*EXERCISE MATERIALS:*

■ ■ ■

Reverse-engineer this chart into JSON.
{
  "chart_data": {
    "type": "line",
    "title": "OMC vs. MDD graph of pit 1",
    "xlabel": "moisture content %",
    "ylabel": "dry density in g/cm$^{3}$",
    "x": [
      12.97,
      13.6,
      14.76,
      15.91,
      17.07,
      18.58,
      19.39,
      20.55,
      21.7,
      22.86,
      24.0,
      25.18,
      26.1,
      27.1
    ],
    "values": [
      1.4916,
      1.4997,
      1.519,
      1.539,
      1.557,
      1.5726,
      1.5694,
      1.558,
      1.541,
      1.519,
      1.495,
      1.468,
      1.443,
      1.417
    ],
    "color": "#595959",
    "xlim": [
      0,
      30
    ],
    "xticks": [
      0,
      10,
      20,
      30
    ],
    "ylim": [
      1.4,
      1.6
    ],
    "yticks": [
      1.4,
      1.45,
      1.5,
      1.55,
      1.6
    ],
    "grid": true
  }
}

■ ■ ■

*DIRECTION:* Please set down the whole listing above without altering a single line.

*EXERCISE OUTPUT:*
Reverse-engineer this chart into JSON.
{
  "chart_data": {
    "type": "line",
    "title": "OMC vs. MDD graph of pit 1",
    "xlabel": "moisture content %",
    "ylabel": "dry density in g/cm$^{3}$",
    "x": [
      12.97,
      13.6,
      14.76,
      15.91,
      17.07,
      18.58,
      19.39,
      20.55,
      21.7,
      22.86,
      24.0,
      25.18,
      26.1,
      27.1
    ],
    "values": [
      1.4916,
      1.4997,
      1.519,
      1.539,
      1.557,
      1.5726,
      1.5694,
      1.558,
      1.541,
      1.519,
      1.495,
      1.468,
      1.443,
      1.417
    ],
    "color": "#595959",
    "xlim": [
      0,
      30
    ],
    "xticks": [
      0,
      10,
      20,
      30
    ],
    "ylim": [
      1.4,
      1.6
    ],
    "yticks": [
      1.4,
      1.45,
      1.5,
      1.55,
      1.6
    ],
    "grid": true
  }
}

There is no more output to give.